Exercise objective =>
Reproduce the records below exactly as they appear.

◆ ◆ ◆

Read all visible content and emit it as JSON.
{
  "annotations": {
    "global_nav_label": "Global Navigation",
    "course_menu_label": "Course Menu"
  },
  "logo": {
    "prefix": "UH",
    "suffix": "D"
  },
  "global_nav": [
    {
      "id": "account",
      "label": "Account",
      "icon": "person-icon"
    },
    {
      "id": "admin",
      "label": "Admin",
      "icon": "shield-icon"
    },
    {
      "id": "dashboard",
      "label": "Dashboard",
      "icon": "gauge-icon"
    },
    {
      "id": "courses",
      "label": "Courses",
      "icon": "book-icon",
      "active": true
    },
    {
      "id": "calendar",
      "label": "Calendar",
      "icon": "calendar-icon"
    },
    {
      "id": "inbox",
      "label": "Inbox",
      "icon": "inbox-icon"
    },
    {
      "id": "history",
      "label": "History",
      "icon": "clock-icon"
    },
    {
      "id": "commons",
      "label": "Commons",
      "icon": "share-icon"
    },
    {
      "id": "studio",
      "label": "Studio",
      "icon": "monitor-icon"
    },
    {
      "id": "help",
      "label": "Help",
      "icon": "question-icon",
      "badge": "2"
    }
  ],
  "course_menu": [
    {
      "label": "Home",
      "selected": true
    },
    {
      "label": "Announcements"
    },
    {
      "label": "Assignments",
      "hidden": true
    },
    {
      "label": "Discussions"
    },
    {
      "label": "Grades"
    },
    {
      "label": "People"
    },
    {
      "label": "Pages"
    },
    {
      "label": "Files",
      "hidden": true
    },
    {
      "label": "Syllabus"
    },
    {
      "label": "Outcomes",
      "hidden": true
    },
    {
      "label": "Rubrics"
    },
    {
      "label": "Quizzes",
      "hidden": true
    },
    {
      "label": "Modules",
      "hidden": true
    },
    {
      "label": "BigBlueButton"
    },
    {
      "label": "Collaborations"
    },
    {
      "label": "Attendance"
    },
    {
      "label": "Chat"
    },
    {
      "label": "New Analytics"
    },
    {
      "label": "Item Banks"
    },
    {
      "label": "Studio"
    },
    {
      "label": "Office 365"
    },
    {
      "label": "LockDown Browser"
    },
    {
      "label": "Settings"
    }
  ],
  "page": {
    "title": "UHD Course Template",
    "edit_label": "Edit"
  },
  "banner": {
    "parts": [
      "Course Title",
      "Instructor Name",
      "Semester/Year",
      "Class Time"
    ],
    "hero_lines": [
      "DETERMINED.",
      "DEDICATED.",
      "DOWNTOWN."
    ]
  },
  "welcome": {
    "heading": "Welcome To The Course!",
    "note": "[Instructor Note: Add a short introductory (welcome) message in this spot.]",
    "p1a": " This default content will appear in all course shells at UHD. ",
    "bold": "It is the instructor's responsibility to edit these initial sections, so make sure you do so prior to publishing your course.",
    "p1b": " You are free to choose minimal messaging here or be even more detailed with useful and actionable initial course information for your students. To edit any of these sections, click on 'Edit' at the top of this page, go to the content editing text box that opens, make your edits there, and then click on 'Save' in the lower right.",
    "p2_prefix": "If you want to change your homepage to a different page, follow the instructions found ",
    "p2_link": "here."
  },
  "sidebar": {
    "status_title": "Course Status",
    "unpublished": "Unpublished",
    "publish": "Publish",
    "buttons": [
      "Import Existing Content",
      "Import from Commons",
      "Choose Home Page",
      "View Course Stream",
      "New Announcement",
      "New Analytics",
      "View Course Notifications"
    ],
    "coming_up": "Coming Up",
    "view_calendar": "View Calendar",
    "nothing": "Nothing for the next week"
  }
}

◆ ◆ ◆

The solution =>
Read all visible content and emit it as JSON.
{
  "annotations": {
    "global_nav_label": "Global Navigation",
    "course_menu_label": "Course Menu"
  },
  "logo": {
    "prefix": "UH",
    "suffix": "D"
  },
  "global_nav": [
    {
      "id": "account",
      "label": "Account",
      "icon": "person-icon"
    },
    {
      "id": "admin",
      "label": "Admin",
      "icon": "shield-icon"
    },
    {
      "id": "dashboard",
      "label": "Dashboard",
      "icon": "gauge-icon"
    },
    {
      "id": "courses",
      "label": "Courses",
      "icon": "book-icon",
      "active": true
    },
    {
      "id": "calendar",
      "label": "Calendar",
      "icon": "calendar-icon"
    },
    {
      "id": "inbox",
      "label": "Inbox",
      "icon": "inbox-icon"
    },
    {
      "id": "history",
      "label": "History",
      "icon": "clock-icon"
    },
    {
      "id": "commons",
      "label": "Commons",
      "icon": "share-icon"
    },
    {
      "id": "studio",
      "label": "Studio",
      "icon": "monitor-icon"
    },
    {
      "id": "help",
      "label": "Help",
      "icon": "question-icon",
      "badge": "2"
    }
  ],
  "course_menu": [
    {
      "label": "Home",
      "selected": true
    },
    {
      "label": "Announcements"
    },
    {
      "label": "Assignments",
      "hidden": true
    },
    {
      "label": "Discussions"
    },
    {
      "label": "Grades"
    },
    {
      "label": "People"
    },
    {
      "label": "Pages"
    },
    {
      "label": "Files",
      "hidden": true
    },
    {
      "label": "Syllabus"
    },
    {
      "label": "Outcomes",
      "hidden": true
    },
    {
      "label": "Rubrics"
    },
    {
      "label": "Quizzes",
      "hidden": true
    },
    {
      "label": "Modules",
      "hidden": true
    },
    {
      "label": "BigBlueButton"
    },
    {
      "label": "Collaborations"
    },
    {
      "label": "Attendance"
    },
    {
      "label": "Chat"
    },
    {
      "label": "New Analytics"
    },
    {
      "label": "Item Banks"
    },
    {
      "label": "Studio"
    },
    {
      "label": "Office 365"
    },
    {
      "label": "LockDown Browser"
    },
    {
      "label": "Settings"
    }
  ],
  "page": {
    "title": "UHD Course Template",
    "edit_label": "Edit"
  },
  "banner": {
    "parts": [
      "Course Title",
      "Instructor Name",
      "Semester/Year",
      "Class Time"
    ],
    "hero_lines": [
      "DETERMINED.",
      "DEDICATED.",
      "DOWNTOWN."
    ]
  },
  "welcome": {
    "heading": "Welcome To The Course!",
    "note": "[Instructor Note: Add a short introductory (welcome) message in this spot.]",
    "p1a": " This default content will appear in all course shells at UHD. ",
    "bold": "It is the instructor's responsibility to edit these initial sections, so make sure you do so prior to publishing your course.",
    "p1b": " You are free to choose minimal messaging here or be even more detailed with useful and actionable initial course information for your students. To edit any of these sections, click on 'Edit' at the top of this page, go to the content editing text box that opens, make your edits there, and then click on 'Save' in the lower right.",
    "p2_prefix": "If you want to change your homepage to a different page, follow the instructions found ",
    "p2_link": "here."
  },
  "sidebar": {
    "status_title": "Course Status",
    "unpublished": "Unpublished",
    "publish": "Publish",
    "buttons": [
      "Import Existing Content",
      "Import from Commons",
      "Choose Home Page",
      "View Course Stream",
      "New Announcement",
      "New Analytics",
      "View Course Notifications"
    ],
    "coming_up": "Coming Up",
    "view_calendar": "View Calendar",
    "nothing": "Nothing for the next week"
  }
}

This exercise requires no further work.